═════ THE DATA

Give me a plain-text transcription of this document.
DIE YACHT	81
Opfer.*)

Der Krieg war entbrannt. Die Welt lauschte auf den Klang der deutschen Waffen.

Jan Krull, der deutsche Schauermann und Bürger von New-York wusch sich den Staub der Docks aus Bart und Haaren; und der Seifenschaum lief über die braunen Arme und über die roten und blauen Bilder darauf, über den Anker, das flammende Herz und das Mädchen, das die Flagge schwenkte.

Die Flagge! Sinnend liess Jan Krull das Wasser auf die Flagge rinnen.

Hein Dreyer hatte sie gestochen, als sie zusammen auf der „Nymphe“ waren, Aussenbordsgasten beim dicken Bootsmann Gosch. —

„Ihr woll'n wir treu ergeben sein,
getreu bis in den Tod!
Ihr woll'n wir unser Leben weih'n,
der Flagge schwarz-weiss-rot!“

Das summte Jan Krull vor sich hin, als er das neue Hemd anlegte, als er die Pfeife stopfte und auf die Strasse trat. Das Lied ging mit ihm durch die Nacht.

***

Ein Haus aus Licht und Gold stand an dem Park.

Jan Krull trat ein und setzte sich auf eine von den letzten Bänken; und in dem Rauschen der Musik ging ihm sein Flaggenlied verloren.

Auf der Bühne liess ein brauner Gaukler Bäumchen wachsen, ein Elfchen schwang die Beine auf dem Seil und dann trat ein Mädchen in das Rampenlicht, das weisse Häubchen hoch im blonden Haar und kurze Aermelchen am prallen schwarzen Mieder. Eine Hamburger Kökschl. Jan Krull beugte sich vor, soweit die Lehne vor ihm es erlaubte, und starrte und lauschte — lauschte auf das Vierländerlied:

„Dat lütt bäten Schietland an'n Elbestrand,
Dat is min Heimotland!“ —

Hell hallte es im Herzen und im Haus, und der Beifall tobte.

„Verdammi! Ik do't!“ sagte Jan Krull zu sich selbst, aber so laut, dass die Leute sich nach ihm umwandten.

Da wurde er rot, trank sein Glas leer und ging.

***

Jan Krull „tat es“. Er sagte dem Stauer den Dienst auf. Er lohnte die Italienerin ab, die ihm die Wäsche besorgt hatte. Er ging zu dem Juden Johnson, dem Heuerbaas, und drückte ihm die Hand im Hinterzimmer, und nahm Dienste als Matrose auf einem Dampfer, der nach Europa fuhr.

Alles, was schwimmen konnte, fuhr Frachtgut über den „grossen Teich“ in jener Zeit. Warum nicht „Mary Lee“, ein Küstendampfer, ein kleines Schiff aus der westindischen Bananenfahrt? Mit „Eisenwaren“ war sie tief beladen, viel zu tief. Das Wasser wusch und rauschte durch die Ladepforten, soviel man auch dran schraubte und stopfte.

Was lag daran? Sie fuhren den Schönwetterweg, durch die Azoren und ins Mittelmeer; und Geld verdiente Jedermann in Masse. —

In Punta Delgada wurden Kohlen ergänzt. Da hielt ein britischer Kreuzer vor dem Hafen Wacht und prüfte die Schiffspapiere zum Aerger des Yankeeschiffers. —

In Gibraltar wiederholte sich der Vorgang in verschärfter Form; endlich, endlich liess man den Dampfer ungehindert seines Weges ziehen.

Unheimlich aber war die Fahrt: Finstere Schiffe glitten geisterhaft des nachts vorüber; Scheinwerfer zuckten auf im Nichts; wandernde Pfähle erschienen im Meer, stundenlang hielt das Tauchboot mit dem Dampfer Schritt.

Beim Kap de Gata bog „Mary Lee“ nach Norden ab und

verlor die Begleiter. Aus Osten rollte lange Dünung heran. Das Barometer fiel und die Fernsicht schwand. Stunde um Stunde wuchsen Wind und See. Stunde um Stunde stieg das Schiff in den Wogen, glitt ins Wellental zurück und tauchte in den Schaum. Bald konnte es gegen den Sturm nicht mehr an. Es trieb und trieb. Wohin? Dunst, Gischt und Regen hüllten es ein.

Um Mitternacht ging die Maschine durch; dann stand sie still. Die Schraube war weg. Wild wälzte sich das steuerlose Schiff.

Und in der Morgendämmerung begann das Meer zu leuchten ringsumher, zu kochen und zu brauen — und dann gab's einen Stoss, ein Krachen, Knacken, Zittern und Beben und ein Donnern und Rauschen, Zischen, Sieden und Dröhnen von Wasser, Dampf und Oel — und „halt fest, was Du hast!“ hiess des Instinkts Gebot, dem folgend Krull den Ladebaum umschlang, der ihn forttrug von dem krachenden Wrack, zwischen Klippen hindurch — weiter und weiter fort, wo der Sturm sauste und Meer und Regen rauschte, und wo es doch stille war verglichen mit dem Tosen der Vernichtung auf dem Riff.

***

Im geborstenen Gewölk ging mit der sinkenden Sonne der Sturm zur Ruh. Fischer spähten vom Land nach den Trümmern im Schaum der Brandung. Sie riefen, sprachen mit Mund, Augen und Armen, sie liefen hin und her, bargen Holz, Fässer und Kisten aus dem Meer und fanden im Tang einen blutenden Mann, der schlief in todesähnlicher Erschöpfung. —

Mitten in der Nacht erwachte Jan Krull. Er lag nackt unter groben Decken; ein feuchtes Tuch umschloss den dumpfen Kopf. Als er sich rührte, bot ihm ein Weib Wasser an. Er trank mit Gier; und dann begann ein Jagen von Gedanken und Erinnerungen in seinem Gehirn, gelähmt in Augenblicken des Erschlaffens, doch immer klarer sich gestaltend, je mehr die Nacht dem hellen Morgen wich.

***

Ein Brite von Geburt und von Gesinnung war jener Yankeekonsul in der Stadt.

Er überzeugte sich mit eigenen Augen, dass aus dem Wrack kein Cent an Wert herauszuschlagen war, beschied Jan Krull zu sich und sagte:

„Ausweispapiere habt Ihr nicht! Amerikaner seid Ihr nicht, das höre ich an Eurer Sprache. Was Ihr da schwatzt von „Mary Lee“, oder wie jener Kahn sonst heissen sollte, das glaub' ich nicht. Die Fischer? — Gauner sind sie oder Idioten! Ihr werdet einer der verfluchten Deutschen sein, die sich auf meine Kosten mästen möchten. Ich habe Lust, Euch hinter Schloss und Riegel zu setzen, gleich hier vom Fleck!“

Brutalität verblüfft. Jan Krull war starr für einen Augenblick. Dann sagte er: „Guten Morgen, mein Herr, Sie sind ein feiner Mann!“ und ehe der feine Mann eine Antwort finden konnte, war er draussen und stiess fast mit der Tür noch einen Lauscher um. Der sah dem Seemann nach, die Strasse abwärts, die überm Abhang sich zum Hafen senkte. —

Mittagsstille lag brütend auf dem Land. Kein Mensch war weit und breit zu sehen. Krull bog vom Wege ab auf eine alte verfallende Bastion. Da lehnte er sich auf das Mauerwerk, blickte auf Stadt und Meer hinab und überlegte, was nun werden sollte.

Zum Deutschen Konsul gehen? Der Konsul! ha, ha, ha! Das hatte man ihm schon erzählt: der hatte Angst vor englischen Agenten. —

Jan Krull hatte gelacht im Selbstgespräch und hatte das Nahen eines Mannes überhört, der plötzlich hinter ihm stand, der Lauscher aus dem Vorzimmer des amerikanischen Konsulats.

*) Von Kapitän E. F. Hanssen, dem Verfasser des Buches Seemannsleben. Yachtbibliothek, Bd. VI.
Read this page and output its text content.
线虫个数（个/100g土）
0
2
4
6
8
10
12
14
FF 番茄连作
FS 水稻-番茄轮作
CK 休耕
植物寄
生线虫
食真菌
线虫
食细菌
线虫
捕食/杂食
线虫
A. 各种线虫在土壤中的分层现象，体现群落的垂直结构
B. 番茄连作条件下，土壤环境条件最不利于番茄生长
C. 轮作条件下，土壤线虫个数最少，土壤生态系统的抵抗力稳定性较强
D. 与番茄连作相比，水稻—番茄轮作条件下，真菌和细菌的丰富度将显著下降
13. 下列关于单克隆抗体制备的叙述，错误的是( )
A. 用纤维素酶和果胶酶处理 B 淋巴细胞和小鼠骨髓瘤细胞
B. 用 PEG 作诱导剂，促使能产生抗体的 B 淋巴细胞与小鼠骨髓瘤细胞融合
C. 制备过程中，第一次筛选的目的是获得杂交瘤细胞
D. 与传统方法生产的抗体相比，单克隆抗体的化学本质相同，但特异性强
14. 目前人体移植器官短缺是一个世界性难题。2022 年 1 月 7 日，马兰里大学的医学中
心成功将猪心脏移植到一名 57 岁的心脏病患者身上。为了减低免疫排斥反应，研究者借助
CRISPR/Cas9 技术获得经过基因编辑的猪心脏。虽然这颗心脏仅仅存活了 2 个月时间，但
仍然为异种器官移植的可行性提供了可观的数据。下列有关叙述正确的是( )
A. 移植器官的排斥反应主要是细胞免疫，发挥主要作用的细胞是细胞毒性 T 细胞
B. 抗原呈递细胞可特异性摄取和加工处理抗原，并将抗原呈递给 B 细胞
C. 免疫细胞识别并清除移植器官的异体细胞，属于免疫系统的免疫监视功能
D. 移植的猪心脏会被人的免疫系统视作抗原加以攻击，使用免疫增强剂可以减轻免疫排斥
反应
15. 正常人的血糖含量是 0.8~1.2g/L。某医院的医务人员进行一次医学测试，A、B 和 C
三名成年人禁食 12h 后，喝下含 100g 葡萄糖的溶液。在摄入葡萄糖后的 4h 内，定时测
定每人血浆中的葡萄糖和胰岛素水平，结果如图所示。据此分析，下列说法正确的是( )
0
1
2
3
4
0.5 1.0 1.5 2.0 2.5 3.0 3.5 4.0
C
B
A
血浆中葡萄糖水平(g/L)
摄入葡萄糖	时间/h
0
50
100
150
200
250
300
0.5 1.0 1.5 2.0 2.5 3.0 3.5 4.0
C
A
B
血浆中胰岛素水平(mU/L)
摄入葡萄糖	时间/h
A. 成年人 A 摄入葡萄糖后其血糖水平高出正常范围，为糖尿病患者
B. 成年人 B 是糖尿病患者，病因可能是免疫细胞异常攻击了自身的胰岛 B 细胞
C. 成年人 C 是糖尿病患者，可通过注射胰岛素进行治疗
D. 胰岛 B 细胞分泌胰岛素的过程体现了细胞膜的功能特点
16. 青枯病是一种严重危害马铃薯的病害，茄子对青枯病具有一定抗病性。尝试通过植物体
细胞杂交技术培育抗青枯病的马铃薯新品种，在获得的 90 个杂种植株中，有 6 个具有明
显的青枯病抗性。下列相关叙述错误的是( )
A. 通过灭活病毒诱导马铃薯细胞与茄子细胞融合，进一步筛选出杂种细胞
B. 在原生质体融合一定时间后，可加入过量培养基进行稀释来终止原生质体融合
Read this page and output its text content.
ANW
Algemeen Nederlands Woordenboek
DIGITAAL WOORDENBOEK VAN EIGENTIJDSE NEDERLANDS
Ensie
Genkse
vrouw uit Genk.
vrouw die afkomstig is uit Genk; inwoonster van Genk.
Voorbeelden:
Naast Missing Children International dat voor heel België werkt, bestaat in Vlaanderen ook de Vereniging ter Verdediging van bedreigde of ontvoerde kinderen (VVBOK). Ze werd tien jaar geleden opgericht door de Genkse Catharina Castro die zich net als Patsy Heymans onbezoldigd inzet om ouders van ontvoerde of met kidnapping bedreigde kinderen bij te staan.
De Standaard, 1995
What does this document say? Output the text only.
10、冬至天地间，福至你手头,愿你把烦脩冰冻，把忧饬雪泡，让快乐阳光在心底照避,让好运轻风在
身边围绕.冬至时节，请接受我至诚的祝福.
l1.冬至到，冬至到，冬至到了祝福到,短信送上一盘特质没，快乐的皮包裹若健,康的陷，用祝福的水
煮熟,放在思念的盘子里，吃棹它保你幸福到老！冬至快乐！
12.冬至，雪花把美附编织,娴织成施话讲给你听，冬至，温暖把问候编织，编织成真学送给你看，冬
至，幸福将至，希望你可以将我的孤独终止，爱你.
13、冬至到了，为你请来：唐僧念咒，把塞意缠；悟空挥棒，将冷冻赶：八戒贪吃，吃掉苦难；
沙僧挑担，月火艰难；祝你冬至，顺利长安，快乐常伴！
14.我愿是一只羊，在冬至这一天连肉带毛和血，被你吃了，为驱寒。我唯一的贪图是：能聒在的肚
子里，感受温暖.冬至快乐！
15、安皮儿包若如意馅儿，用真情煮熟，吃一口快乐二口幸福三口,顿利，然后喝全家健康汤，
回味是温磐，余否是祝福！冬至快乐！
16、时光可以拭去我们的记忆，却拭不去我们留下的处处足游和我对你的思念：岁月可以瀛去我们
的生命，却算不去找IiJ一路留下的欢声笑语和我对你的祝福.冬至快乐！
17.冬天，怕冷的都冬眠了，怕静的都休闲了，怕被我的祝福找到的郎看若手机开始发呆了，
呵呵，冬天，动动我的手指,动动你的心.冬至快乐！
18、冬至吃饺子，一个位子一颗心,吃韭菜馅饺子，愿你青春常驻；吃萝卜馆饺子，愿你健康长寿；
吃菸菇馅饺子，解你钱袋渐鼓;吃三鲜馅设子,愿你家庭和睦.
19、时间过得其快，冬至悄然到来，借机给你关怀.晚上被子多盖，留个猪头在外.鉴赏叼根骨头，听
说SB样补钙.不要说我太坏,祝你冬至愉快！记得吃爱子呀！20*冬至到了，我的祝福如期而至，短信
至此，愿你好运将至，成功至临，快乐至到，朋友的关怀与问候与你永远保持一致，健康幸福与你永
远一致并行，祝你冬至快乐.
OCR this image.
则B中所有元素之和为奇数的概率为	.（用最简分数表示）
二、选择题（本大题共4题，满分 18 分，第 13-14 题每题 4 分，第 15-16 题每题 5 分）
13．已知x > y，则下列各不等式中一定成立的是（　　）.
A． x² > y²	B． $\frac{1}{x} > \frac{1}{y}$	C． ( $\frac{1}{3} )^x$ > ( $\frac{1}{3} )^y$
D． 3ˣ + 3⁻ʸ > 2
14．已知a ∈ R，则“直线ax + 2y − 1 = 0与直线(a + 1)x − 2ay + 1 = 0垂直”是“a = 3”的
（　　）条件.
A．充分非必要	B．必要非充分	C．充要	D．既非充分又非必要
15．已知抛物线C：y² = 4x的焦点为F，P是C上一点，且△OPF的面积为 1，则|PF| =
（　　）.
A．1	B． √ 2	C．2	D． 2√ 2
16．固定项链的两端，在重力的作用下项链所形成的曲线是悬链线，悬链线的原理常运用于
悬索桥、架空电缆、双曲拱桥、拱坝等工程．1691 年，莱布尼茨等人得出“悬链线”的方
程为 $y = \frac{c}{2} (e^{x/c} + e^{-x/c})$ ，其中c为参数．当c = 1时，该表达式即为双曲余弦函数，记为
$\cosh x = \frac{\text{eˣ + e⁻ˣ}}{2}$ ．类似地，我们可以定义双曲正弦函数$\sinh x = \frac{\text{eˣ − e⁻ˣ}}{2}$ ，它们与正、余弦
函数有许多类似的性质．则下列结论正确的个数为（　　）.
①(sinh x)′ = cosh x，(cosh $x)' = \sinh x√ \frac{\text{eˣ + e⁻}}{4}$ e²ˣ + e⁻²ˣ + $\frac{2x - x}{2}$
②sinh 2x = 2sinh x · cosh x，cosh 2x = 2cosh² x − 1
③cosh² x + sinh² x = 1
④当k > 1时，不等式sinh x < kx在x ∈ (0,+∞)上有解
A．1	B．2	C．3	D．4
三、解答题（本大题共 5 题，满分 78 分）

══════════

DIRECTIONS FOR THIS TASK:
Copy each line that holds the word "aber".

WRITTEN ANSWER:
„Verdammi! Ik do't!“ sagte Jan Krull zu sich selbst, aber so laut, dass die Leute sich nach ihm umwandten.
Unheimlich aber war die Fahrt: Finstere Schiffe glitten geisterhaft des nachts vorüber; Scheinwerfer zuckten auf im Nichts; wandernde Pfähle erschienen im Meer, stundenlang hielt das Tauchboot mit dem Dampfer Schritt.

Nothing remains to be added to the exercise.